Give the number of lines that contain the string "values", please, and nothing else.
--- --- ---
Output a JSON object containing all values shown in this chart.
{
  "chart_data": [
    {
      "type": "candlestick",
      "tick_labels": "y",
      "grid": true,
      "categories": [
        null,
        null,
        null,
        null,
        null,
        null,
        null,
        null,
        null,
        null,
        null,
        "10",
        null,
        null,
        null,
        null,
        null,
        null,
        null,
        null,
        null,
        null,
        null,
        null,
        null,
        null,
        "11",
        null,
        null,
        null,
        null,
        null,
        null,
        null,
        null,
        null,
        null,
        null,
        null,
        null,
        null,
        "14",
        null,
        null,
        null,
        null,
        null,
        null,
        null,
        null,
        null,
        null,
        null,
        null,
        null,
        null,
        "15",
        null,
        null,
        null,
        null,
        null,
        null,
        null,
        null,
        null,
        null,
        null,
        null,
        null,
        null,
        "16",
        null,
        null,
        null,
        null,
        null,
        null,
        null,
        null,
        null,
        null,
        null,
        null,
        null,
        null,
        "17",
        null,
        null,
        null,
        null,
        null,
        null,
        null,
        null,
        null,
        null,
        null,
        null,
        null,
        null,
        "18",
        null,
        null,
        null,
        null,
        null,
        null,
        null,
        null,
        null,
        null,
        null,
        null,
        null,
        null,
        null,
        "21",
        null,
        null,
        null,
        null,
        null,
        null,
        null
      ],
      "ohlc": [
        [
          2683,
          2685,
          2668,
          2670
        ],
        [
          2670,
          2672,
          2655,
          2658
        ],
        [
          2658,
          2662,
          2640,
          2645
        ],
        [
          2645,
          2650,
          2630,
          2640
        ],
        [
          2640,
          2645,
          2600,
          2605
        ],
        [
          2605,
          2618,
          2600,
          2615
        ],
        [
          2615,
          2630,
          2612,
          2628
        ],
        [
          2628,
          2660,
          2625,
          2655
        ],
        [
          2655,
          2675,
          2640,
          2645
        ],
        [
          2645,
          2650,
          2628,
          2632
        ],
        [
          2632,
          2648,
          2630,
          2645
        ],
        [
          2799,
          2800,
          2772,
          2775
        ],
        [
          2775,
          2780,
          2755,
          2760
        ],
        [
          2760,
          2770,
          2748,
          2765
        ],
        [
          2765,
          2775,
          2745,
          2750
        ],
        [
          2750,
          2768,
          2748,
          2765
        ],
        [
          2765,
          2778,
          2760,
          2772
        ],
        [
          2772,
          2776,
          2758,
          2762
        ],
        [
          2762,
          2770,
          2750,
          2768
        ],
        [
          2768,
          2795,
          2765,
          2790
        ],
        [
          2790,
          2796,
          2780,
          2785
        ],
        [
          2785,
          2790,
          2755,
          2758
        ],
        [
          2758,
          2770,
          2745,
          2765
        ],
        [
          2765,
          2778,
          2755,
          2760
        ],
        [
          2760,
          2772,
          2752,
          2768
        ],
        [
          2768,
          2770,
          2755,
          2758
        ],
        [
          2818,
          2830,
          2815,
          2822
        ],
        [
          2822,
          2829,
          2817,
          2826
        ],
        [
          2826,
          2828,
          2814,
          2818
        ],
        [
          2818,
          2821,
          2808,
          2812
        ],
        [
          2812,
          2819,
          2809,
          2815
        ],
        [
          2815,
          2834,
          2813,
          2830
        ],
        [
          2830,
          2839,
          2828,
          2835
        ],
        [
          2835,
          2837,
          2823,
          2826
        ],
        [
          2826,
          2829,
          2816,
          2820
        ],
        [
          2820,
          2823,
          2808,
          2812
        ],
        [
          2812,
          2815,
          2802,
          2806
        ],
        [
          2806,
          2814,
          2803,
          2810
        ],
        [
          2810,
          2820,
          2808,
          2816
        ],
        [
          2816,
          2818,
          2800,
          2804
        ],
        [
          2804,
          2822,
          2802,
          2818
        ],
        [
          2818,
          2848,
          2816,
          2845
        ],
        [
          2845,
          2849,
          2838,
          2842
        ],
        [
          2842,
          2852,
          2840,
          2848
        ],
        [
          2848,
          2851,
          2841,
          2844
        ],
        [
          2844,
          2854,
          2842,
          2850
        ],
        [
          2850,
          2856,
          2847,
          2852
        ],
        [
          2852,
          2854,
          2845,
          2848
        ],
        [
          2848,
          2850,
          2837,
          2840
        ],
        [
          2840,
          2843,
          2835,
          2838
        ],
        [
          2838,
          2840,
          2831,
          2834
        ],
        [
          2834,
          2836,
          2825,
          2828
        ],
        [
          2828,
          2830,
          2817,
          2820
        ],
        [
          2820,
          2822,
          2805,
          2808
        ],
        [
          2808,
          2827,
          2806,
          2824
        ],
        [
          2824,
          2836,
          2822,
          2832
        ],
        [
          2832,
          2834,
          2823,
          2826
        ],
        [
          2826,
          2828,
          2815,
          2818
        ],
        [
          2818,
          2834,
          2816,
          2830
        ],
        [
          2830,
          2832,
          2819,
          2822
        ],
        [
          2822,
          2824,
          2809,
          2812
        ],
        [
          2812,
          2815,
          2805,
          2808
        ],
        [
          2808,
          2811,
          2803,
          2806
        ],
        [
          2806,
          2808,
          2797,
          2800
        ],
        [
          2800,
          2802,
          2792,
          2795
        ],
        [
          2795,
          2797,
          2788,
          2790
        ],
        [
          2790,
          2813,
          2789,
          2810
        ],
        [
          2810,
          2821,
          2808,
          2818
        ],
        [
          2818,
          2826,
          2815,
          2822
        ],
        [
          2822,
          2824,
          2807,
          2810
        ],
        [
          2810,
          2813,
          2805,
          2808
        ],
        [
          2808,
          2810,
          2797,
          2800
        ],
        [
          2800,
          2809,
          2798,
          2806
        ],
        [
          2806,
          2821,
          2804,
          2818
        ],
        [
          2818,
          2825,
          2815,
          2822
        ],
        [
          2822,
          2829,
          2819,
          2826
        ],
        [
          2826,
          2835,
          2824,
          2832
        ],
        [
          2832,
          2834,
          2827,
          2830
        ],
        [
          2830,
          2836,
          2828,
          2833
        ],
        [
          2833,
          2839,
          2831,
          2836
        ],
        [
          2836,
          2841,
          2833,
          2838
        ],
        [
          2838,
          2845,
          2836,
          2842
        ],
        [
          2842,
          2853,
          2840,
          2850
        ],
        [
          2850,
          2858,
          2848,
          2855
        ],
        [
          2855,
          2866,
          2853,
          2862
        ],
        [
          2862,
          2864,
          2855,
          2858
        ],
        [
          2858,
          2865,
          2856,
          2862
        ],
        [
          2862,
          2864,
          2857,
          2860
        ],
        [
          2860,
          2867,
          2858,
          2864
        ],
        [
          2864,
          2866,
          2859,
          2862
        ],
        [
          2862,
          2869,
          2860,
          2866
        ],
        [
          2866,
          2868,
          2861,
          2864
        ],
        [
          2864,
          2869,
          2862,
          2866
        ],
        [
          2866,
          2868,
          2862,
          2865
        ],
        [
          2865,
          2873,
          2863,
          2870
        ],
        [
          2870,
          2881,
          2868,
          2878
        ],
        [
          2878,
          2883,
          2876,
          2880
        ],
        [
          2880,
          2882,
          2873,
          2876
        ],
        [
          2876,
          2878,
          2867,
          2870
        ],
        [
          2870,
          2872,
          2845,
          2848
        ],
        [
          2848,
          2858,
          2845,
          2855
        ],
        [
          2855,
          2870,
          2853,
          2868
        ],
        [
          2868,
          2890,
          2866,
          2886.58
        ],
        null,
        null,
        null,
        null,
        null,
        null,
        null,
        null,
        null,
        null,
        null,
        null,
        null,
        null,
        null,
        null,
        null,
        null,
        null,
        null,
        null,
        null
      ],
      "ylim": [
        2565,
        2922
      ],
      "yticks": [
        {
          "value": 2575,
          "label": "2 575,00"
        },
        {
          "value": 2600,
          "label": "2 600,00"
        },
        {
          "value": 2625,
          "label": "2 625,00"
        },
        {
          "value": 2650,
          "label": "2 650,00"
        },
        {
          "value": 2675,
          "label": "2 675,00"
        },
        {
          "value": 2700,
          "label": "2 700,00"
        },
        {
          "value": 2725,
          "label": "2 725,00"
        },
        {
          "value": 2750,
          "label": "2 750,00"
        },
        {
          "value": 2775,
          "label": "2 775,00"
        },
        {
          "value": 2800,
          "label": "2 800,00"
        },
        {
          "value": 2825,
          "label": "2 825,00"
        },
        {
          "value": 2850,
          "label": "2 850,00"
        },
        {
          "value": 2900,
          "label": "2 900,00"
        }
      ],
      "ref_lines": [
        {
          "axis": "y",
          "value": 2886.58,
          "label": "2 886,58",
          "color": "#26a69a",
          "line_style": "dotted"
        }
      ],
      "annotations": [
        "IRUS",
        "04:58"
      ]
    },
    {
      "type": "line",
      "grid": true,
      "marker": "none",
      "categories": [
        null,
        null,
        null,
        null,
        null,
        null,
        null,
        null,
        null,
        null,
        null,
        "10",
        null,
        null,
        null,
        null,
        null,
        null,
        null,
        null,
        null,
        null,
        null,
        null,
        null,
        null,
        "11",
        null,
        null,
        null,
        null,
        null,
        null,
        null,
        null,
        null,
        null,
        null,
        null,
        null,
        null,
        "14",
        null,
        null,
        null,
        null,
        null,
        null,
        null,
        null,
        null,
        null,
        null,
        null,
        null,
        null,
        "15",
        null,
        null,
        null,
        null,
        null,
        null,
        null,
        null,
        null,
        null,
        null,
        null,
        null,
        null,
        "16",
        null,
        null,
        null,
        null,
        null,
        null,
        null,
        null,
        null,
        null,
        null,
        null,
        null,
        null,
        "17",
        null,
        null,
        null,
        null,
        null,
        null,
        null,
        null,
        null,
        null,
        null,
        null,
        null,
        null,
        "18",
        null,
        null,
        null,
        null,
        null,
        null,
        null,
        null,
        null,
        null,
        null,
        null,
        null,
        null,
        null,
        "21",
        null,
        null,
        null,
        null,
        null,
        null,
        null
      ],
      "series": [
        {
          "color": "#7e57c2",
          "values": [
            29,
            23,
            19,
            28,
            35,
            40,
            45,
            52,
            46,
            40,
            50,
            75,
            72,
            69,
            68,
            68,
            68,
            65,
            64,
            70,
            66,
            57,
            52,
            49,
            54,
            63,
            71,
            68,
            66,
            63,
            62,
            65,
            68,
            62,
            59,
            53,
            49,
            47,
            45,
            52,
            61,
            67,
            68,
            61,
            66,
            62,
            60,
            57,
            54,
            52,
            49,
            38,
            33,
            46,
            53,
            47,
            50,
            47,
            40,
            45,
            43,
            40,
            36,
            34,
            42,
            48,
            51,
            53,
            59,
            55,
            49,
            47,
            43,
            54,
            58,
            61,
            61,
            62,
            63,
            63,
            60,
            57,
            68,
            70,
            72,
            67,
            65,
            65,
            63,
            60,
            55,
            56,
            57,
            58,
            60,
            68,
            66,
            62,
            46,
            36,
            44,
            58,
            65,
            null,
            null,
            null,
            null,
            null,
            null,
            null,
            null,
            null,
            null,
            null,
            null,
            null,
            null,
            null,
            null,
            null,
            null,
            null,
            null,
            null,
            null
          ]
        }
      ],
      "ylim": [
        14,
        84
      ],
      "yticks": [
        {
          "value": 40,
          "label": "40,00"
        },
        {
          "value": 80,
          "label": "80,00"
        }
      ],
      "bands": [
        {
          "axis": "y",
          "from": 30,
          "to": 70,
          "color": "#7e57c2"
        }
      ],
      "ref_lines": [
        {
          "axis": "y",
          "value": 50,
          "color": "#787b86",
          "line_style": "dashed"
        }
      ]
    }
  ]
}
--- --- ---
WRITTEN SOLUTION:
2